### [Request]
Identify and copy all lines of the material where the string "this" is found.

### [Record excerpts]
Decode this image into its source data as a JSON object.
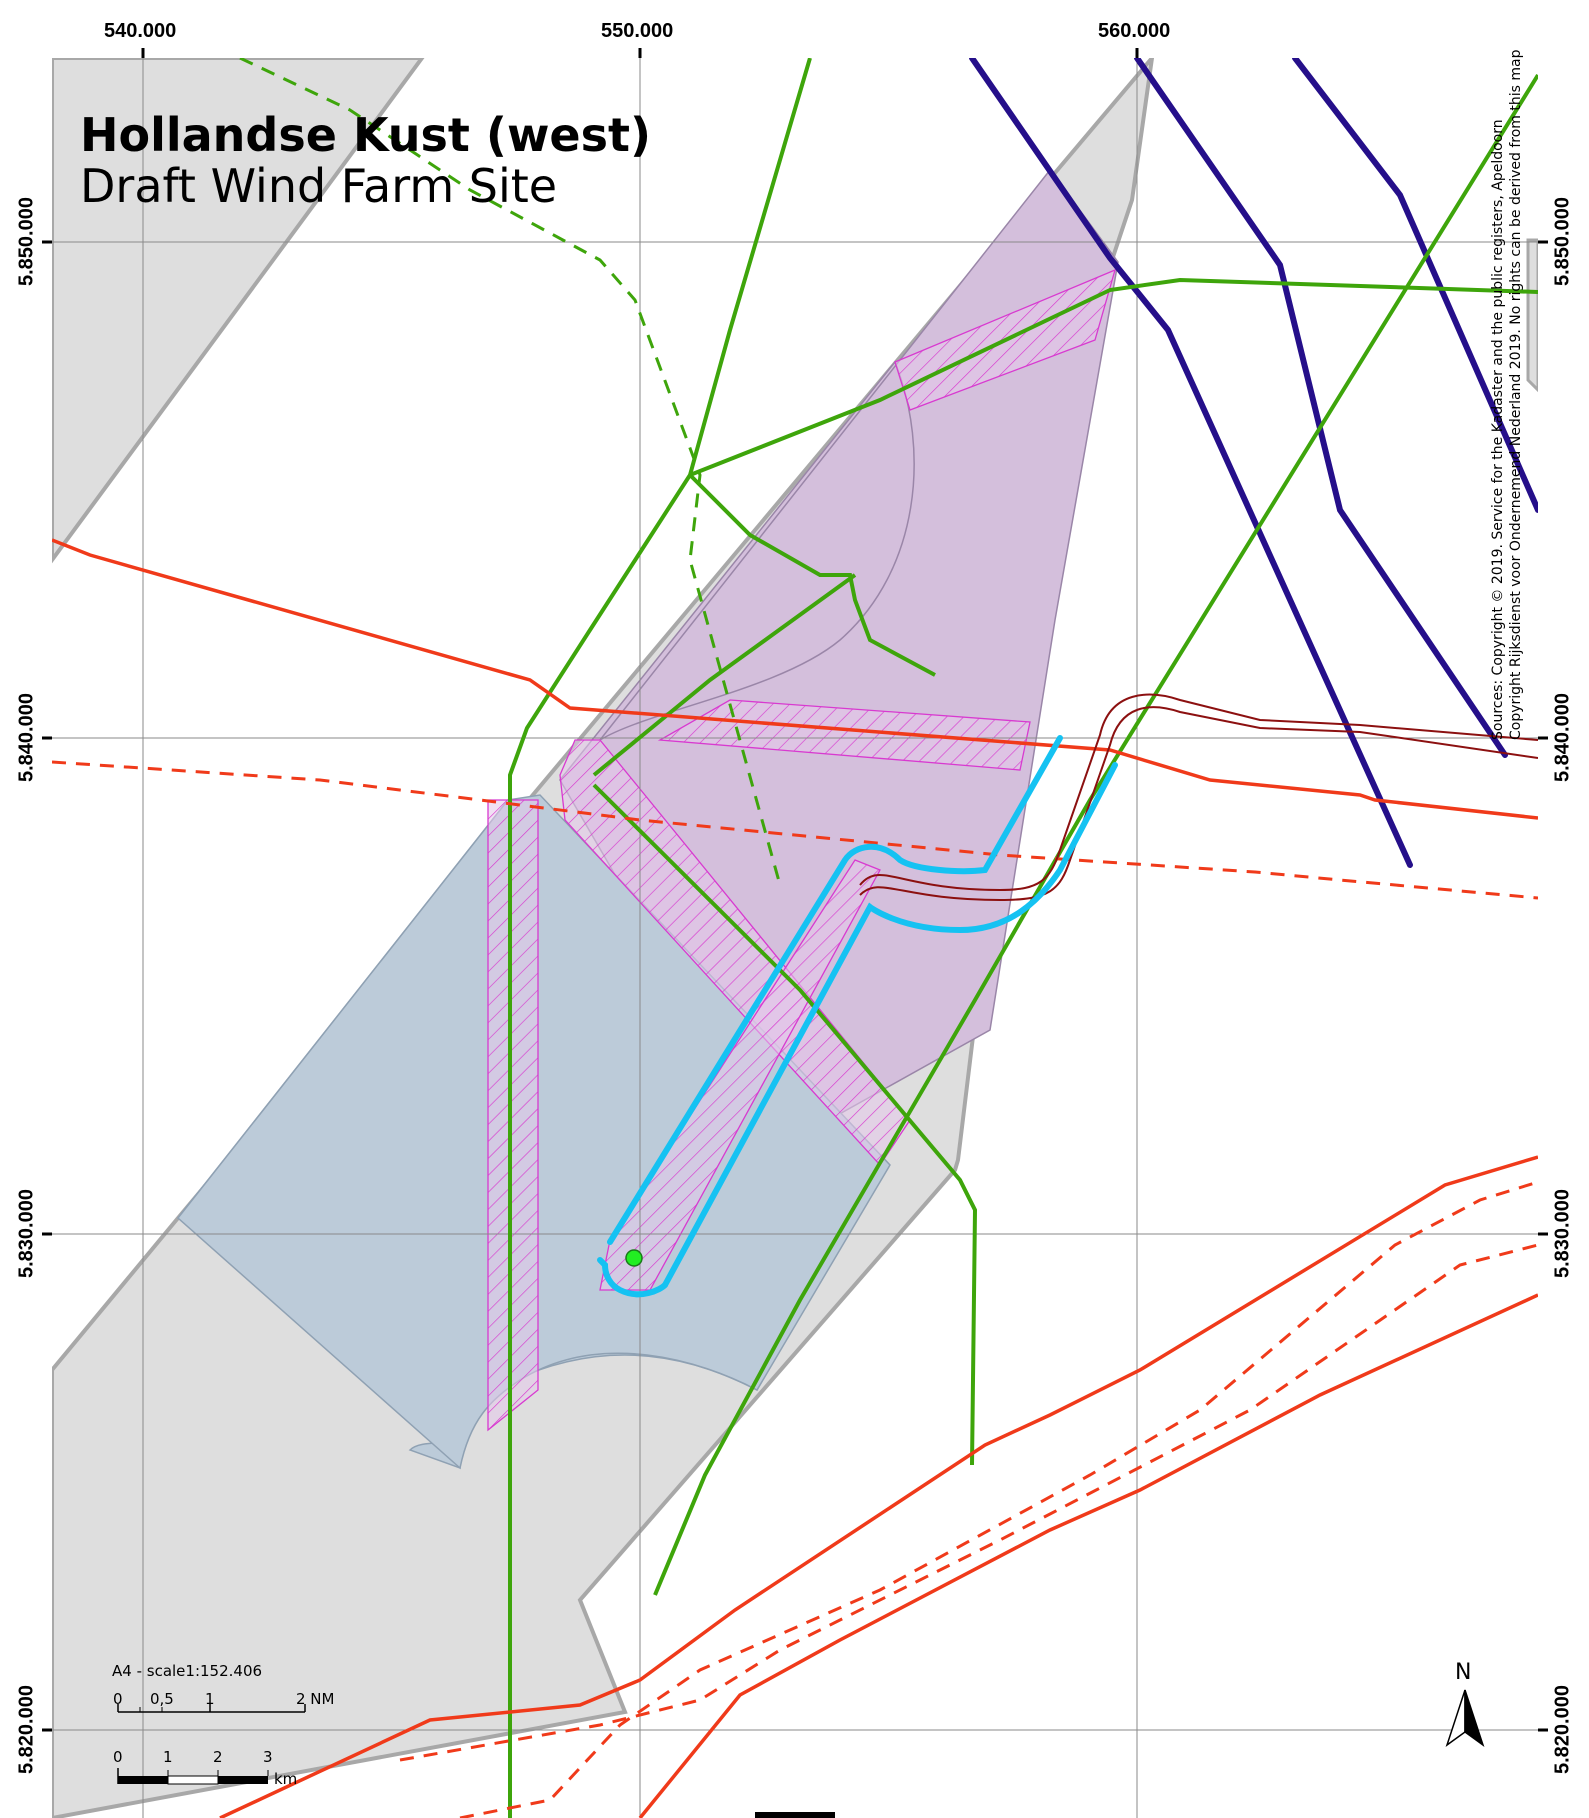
{
  "title": "Hollandse Kust (west)",
  "subtitle": "Draft Wind Farm Site",
  "grid": {
    "x_labels": [
      "540.000",
      "550.000",
      "560.000"
    ],
    "y_labels": [
      "5.850.000",
      "5.840.000",
      "5.830.000",
      "5.820.000"
    ]
  },
  "sources": {
    "line1": "Sources: Copyright © 2019. Service for the Kadaster and the public registers, Apeldoorn",
    "line2": "Copyright Rijksdienst voor Ondernemend Nederland 2019. No rights can be derived from this map"
  },
  "scale": {
    "label": "A4 - scale1:152.406",
    "nm_ticks": [
      "0",
      "0,5",
      "1",
      "2 NM"
    ],
    "km_ticks": [
      "0",
      "1",
      "2",
      "3"
    ],
    "km_unit": "km"
  },
  "north": {
    "label": "N"
  },
  "colors": {
    "gray_area": "#dedede",
    "purple_area": "#d4bfdc",
    "blue_area": "#bccbd9",
    "green_line": "#3ea50b",
    "red_line": "#f03a1a",
    "navy_line": "#250f8a",
    "cyan_line": "#15c2f2",
    "darkred_line": "#8c1010",
    "hatch": "#d83ad0"
  }
}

### [Finished task]
Decode this image into its source data as a JSON object.
    "line2": "Copyright Rijksdienst voor Ondernemend Nederland 2019. No rights can be derived from this map"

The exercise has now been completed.